### EXERCISE DETAILS
Extract every line of the material below and reproduce it faithfully.

Saved entries

▬▬▬▬▬▬▬▬▬▬

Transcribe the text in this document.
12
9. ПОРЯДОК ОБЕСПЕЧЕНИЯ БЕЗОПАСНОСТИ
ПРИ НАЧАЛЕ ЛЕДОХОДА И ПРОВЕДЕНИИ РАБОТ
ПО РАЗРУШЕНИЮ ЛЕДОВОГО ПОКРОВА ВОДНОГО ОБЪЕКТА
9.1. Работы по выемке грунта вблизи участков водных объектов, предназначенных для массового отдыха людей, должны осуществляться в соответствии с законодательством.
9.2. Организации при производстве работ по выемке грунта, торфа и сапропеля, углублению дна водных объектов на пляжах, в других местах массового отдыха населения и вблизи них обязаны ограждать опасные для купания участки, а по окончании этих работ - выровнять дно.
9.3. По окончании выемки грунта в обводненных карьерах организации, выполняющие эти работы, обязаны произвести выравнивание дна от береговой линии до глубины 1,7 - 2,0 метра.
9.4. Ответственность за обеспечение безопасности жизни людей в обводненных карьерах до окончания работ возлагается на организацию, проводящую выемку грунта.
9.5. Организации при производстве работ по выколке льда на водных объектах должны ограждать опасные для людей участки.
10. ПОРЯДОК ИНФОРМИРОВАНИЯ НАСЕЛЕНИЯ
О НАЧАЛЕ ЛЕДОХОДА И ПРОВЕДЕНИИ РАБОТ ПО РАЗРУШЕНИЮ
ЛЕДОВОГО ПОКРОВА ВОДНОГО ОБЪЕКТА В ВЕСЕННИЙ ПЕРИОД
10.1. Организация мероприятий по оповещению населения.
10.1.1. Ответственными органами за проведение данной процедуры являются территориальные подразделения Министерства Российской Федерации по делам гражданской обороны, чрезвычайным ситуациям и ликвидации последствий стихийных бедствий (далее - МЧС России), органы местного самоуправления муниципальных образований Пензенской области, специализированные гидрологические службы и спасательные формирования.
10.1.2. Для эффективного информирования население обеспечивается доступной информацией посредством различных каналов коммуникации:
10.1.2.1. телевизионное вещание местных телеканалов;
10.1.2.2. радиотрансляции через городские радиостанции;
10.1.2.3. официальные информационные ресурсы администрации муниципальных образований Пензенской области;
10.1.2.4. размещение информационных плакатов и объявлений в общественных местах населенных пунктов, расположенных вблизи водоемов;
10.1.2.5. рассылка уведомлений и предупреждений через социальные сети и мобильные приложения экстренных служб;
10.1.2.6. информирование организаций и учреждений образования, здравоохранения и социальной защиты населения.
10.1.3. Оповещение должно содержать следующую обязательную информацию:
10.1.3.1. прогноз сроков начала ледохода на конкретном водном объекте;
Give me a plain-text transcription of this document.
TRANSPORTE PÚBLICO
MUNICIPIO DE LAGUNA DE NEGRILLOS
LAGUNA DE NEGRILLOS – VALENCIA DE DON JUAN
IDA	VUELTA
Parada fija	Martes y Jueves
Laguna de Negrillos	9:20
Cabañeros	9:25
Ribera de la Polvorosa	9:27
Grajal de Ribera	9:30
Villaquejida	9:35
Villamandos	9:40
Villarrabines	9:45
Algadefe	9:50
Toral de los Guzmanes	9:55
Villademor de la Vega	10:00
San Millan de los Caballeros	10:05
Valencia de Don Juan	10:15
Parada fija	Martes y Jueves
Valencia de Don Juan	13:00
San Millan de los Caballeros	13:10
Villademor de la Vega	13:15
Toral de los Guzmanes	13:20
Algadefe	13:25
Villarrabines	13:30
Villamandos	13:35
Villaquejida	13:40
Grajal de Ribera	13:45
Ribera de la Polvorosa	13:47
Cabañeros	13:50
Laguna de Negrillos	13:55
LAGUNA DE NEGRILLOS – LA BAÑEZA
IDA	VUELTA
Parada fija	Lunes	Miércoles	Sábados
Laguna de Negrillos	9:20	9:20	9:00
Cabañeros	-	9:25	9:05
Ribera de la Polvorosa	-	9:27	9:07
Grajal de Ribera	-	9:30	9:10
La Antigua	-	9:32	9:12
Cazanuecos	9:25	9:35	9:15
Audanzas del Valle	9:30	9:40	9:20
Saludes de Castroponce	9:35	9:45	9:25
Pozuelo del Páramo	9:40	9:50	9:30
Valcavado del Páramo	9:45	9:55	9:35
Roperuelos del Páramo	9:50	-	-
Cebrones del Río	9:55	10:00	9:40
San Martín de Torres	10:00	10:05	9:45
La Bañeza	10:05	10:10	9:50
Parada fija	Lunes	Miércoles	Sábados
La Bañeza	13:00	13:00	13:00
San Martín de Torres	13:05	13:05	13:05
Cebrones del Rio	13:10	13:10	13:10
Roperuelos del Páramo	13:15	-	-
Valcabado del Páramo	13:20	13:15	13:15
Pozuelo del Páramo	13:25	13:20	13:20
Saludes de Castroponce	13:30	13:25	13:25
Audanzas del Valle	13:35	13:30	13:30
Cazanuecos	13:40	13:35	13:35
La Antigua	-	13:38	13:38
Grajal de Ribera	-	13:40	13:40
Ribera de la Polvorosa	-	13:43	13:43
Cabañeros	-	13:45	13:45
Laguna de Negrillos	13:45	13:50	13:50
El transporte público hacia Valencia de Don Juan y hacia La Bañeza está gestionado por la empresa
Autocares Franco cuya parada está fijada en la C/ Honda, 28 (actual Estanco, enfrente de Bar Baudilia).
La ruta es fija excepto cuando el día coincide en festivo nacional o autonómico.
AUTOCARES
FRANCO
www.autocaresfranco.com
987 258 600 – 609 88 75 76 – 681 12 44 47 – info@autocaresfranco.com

▬▬▬▬▬▬▬▬▬▬

### SOLUTION
Transcribe the text in this document.
12
9. ПОРЯДОК ОБЕСПЕЧЕНИЯ БЕЗОПАСНОСТИ
ПРИ НАЧАЛЕ ЛЕДОХОДА И ПРОВЕДЕНИИ РАБОТ
ПО РАЗРУШЕНИЮ ЛЕДОВОГО ПОКРОВА ВОДНОГО ОБЪЕКТА
9.1. Работы по выемке грунта вблизи участков водных объектов, предназначенных для массового отдыха людей, должны осуществляться в соответствии с законодательством.
9.2. Организации при производстве работ по выемке грунта, торфа и сапропеля, углублению дна водных объектов на пляжах, в других местах массового отдыха населения и вблизи них обязаны ограждать опасные для купания участки, а по окончании этих работ - выровнять дно.
9.3. По окончании выемки грунта в обводненных карьерах организации, выполняющие эти работы, обязаны произвести выравнивание дна от береговой линии до глубины 1,7 - 2,0 метра.
9.4. Ответственность за обеспечение безопасности жизни людей в обводненных карьерах до окончания работ возлагается на организацию, проводящую выемку грунта.
9.5. Организации при производстве работ по выколке льда на водных объектах должны ограждать опасные для людей участки.
10. ПОРЯДОК ИНФОРМИРОВАНИЯ НАСЕЛЕНИЯ
О НАЧАЛЕ ЛЕДОХОДА И ПРОВЕДЕНИИ РАБОТ ПО РАЗРУШЕНИЮ
ЛЕДОВОГО ПОКРОВА ВОДНОГО ОБЪЕКТА В ВЕСЕННИЙ ПЕРИОД
10.1. Организация мероприятий по оповещению населения.
10.1.1. Ответственными органами за проведение данной процедуры являются территориальные подразделения Министерства Российской Федерации по делам гражданской обороны, чрезвычайным ситуациям и ликвидации последствий стихийных бедствий (далее - МЧС России), органы местного самоуправления муниципальных образований Пензенской области, специализированные гидрологические службы и спасательные формирования.
10.1.2. Для эффективного информирования население обеспечивается доступной информацией посредством различных каналов коммуникации:
10.1.2.1. телевизионное вещание местных телеканалов;
10.1.2.2. радиотрансляции через городские радиостанции;
10.1.2.3. официальные информационные ресурсы администрации муниципальных образований Пензенской области;
10.1.2.4. размещение информационных плакатов и объявлений в общественных местах населенных пунктов, расположенных вблизи водоемов;
10.1.2.5. рассылка уведомлений и предупреждений через социальные сети и мобильные приложения экстренных служб;
10.1.2.6. информирование организаций и учреждений образования, здравоохранения и социальной защиты населения.
10.1.3. Оповещение должно содержать следующую обязательную информацию:
10.1.3.1. прогноз сроков начала ледохода на конкретном водном объекте;
Give me a plain-text transcription of this document.
TRANSPORTE PÚBLICO
MUNICIPIO DE LAGUNA DE NEGRILLOS
LAGUNA DE NEGRILLOS – VALENCIA DE DON JUAN
IDA	VUELTA
Parada fija	Martes y Jueves
Laguna de Negrillos	9:20
Cabañeros	9:25
Ribera de la Polvorosa	9:27
Grajal de Ribera	9:30
Villaquejida	9:35
Villamandos	9:40
Villarrabines	9:45
Algadefe	9:50
Toral de los Guzmanes	9:55
Villademor de la Vega	10:00
San Millan de los Caballeros	10:05
Valencia de Don Juan	10:15
Parada fija	Martes y Jueves
Valencia de Don Juan	13:00
San Millan de los Caballeros	13:10
Villademor de la Vega	13:15
Toral de los Guzmanes	13:20
Algadefe	13:25
Villarrabines	13:30
Villamandos	13:35
Villaquejida	13:40
Grajal de Ribera	13:45
Ribera de la Polvorosa	13:47
Cabañeros	13:50
Laguna de Negrillos	13:55
LAGUNA DE NEGRILLOS – LA BAÑEZA
IDA	VUELTA
Parada fija	Lunes	Miércoles	Sábados
Laguna de Negrillos	9:20	9:20	9:00
Cabañeros	-	9:25	9:05
Ribera de la Polvorosa	-	9:27	9:07
Grajal de Ribera	-	9:30	9:10
La Antigua	-	9:32	9:12
Cazanuecos	9:25	9:35	9:15
Audanzas del Valle	9:30	9:40	9:20
Saludes de Castroponce	9:35	9:45	9:25
Pozuelo del Páramo	9:40	9:50	9:30
Valcavado del Páramo	9:45	9:55	9:35
Roperuelos del Páramo	9:50	-	-
Cebrones del Río	9:55	10:00	9:40
San Martín de Torres	10:00	10:05	9:45
La Bañeza	10:05	10:10	9:50
Parada fija	Lunes	Miércoles	Sábados
La Bañeza	13:00	13:00	13:00
San Martín de Torres	13:05	13:05	13:05
Cebrones del Rio	13:10	13:10	13:10
Roperuelos del Páramo	13:15	-	-
Valcabado del Páramo	13:20	13:15	13:15
Pozuelo del Páramo	13:25	13:20	13:20
Saludes de Castroponce	13:30	13:25	13:25
Audanzas del Valle	13:35	13:30	13:30
Cazanuecos	13:40	13:35	13:35
La Antigua	-	13:38	13:38
Grajal de Ribera	-	13:40	13:40
Ribera de la Polvorosa	-	13:43	13:43
Cabañeros	-	13:45	13:45
Laguna de Negrillos	13:45	13:50	13:50
El transporte público hacia Valencia de Don Juan y hacia La Bañeza está gestionado por la empresa
Autocares Franco cuya parada está fijada en la C/ Honda, 28 (actual Estanco, enfrente de Bar Baudilia).
La ruta es fija excepto cuando el día coincide en festivo nacional o autonómico.
AUTOCARES
FRANCO
www.autocaresfranco.com
987 258 600 – 609 88 75 76 – 681 12 44 47 – info@autocaresfranco.com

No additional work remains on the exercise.